### TASK MATERIAL

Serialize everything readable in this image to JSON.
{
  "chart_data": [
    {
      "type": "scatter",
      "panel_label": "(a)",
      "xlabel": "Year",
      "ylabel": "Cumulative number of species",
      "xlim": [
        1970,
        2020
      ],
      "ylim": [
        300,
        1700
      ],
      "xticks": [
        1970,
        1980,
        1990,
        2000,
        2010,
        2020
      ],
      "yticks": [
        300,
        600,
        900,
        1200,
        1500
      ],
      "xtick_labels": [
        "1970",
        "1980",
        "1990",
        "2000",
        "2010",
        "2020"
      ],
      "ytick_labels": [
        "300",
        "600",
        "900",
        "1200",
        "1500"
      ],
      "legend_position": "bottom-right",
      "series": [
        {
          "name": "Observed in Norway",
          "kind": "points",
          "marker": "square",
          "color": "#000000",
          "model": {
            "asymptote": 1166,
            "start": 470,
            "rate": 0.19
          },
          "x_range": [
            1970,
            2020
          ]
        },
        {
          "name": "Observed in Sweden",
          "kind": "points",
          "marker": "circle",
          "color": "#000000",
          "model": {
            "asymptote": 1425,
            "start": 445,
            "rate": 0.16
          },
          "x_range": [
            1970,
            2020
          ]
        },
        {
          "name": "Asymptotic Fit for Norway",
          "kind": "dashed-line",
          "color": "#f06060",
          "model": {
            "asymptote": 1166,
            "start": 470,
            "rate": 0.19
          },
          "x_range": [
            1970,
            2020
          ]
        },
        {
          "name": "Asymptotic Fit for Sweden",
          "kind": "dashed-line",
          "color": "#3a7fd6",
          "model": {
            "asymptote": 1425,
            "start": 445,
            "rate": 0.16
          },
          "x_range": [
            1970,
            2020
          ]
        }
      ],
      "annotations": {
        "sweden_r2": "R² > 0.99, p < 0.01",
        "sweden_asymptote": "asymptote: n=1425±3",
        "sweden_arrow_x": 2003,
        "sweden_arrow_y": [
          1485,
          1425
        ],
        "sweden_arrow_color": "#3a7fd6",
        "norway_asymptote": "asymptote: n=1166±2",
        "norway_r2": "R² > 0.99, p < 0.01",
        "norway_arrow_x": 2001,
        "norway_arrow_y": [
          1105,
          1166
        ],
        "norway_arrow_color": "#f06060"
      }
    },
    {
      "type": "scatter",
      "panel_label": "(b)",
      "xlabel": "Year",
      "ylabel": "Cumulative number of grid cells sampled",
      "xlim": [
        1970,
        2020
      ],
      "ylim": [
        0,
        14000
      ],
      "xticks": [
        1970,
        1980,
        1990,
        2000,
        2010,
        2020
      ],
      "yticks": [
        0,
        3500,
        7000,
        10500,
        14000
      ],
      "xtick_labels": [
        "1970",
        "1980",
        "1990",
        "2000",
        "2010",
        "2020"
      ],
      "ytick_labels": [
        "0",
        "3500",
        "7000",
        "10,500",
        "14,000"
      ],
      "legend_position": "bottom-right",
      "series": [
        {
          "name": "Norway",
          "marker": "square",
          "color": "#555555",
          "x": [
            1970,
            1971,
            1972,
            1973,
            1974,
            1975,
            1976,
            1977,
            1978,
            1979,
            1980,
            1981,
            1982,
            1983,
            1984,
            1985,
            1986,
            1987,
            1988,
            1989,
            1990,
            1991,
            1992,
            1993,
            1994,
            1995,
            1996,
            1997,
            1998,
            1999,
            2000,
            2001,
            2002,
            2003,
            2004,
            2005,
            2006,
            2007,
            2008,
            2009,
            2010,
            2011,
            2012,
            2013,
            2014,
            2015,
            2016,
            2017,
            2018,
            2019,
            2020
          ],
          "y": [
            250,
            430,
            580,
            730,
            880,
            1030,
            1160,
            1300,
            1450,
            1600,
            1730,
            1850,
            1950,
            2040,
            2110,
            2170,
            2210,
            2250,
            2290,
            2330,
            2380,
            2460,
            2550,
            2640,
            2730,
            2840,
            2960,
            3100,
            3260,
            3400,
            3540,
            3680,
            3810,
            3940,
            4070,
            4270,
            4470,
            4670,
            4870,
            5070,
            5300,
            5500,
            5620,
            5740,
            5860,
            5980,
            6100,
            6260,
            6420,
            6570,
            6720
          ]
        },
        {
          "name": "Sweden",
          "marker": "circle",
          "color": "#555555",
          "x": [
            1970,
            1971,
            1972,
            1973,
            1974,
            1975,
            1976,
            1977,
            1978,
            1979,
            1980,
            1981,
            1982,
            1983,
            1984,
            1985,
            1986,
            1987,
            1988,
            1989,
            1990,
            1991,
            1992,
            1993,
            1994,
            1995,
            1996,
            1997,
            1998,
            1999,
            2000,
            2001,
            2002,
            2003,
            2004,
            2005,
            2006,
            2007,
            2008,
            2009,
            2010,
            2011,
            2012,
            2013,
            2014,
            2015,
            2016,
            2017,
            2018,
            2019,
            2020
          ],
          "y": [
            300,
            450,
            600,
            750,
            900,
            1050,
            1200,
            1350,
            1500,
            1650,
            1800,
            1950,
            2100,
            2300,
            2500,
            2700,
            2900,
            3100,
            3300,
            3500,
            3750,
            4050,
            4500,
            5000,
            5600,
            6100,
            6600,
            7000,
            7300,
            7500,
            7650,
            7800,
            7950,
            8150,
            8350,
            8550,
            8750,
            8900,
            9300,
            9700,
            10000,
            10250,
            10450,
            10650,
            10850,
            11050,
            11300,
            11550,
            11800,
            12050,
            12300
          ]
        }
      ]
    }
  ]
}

### ACTIVITY
Complete, exact output of the records is expected.

### YOUR RESPONSE
Serialize everything readable in this image to JSON.
{
  "chart_data": [
    {
      "type": "scatter",
      "panel_label": "(a)",
      "xlabel": "Year",
      "ylabel": "Cumulative number of species",
      "xlim": [
        1970,
        2020
      ],
      "ylim": [
        300,
        1700
      ],
      "xticks": [
        1970,
        1980,
        1990,
        2000,
        2010,
        2020
      ],
      "yticks": [
        300,
        600,
        900,
        1200,
        1500
      ],
      "xtick_labels": [
        "1970",
        "1980",
        "1990",
        "2000",
        "2010",
        "2020"
      ],
      "ytick_labels": [
        "300",
        "600",
        "900",
        "1200",
        "1500"
      ],
      "legend_position": "bottom-right",
      "series": [
        {
          "name": "Observed in Norway",
          "kind": "points",
          "marker": "square",
          "color": "#000000",
          "model": {
            "asymptote": 1166,
            "start": 470,
            "rate": 0.19
          },
          "x_range": [
            1970,
            2020
          ]
        },
        {
          "name": "Observed in Sweden",
          "kind": "points",
          "marker": "circle",
          "color": "#000000",
          "model": {
            "asymptote": 1425,
            "start": 445,
            "rate": 0.16
          },
          "x_range": [
            1970,
            2020
          ]
        },
        {
          "name": "Asymptotic Fit for Norway",
          "kind": "dashed-line",
          "color": "#f06060",
          "model": {
            "asymptote": 1166,
            "start": 470,
            "rate": 0.19
          },
          "x_range": [
            1970,
            2020
          ]
        },
        {
          "name": "Asymptotic Fit for Sweden",
          "kind": "dashed-line",
          "color": "#3a7fd6",
          "model": {
            "asymptote": 1425,
            "start": 445,
            "rate": 0.16
          },
          "x_range": [
            1970,
            2020
          ]
        }
      ],
      "annotations": {
        "sweden_r2": "R² > 0.99, p < 0.01",
        "sweden_asymptote": "asymptote: n=1425±3",
        "sweden_arrow_x": 2003,
        "sweden_arrow_y": [
          1485,
          1425
        ],
        "sweden_arrow_color": "#3a7fd6",
        "norway_asymptote": "asymptote: n=1166±2",
        "norway_r2": "R² > 0.99, p < 0.01",
        "norway_arrow_x": 2001,
        "norway_arrow_y": [
          1105,
          1166
        ],
        "norway_arrow_color": "#f06060"
      }
    },
    {
      "type": "scatter",
      "panel_label": "(b)",
      "xlabel": "Year",
      "ylabel": "Cumulative number of grid cells sampled",
      "xlim": [
        1970,
        2020
      ],
      "ylim": [
        0,
        14000
      ],
      "xticks": [
        1970,
        1980,
        1990,
        2000,
        2010,
        2020
      ],
      "yticks": [
        0,
        3500,
        7000,
        10500,
        14000
      ],
      "xtick_labels": [
        "1970",
        "1980",
        "1990",
        "2000",
        "2010",
        "2020"
      ],
      "ytick_labels": [
        "0",
        "3500",
        "7000",
        "10,500",
        "14,000"
      ],
      "legend_position": "bottom-right",
      "series": [
        {
          "name": "Norway",
          "marker": "square",
          "color": "#555555",
          "x": [
            1970,
            1971,
            1972,
            1973,
            1974,
            1975,
            1976,
            1977,
            1978,
            1979,
            1980,
            1981,
            1982,
            1983,
            1984,
            1985,
            1986,
            1987,
            1988,
            1989,
            1990,
            1991,
            1992,
            1993,
            1994,
            1995,
            1996,
            1997,
            1998,
            1999,
            2000,
            2001,
            2002,
            2003,
            2004,
            2005,
            2006,
            2007,
            2008,
            2009,
            2010,
            2011,
            2012,
            2013,
            2014,
            2015,
            2016,
            2017,
            2018,
            2019,
            2020
          ],
          "y": [
            250,
            430,
            580,
            730,
            880,
            1030,
            1160,
            1300,
            1450,
            1600,
            1730,
            1850,
            1950,
            2040,
            2110,
            2170,
            2210,
            2250,
            2290,
            2330,
            2380,
            2460,
            2550,
            2640,
            2730,
            2840,
            2960,
            3100,
            3260,
            3400,
            3540,
            3680,
            3810,
            3940,
            4070,
            4270,
            4470,
            4670,
            4870,
            5070,
            5300,
            5500,
            5620,
            5740,
            5860,
            5980,
            6100,
            6260,
            6420,
            6570,
            6720
          ]
        },
        {
          "name": "Sweden",
          "marker": "circle",
          "color": "#555555",
          "x": [
            1970,
            1971,
            1972,
            1973,
            1974,
            1975,
            1976,
            1977,
            1978,
            1979,
            1980,
            1981,
            1982,
            1983,
            1984,
            1985,
            1986,
            1987,
            1988,
            1989,
            1990,
            1991,
            1992,
            1993,
            1994,
            1995,
            1996,
            1997,
            1998,
            1999,
            2000,
            2001,
            2002,
            2003,
            2004,
            2005,
            2006,
            2007,
            2008,
            2009,
            2010,
            2011,
            2012,
            2013,
            2014,
            2015,
            2016,
            2017,
            2018,
            2019,
            2020
          ],
          "y": [
            300,
            450,
            600,
            750,
            900,
            1050,
            1200,
            1350,
            1500,
            1650,
            1800,
            1950,
            2100,
            2300,
            2500,
            2700,
            2900,
            3100,
            3300,
            3500,
            3750,
            4050,
            4500,
            5000,
            5600,
            6100,
            6600,
            7000,
            7300,
            7500,
            7650,
            7800,
            7950,
            8150,
            8350,
            8550,
            8750,
            8900,
            9300,
            9700,
            10000,
            10250,
            10450,
            10650,
            10850,
            11050,
            11300,
            11550,
            11800,
            12050,
            12300
          ]
        }
      ]
    }
  ]
}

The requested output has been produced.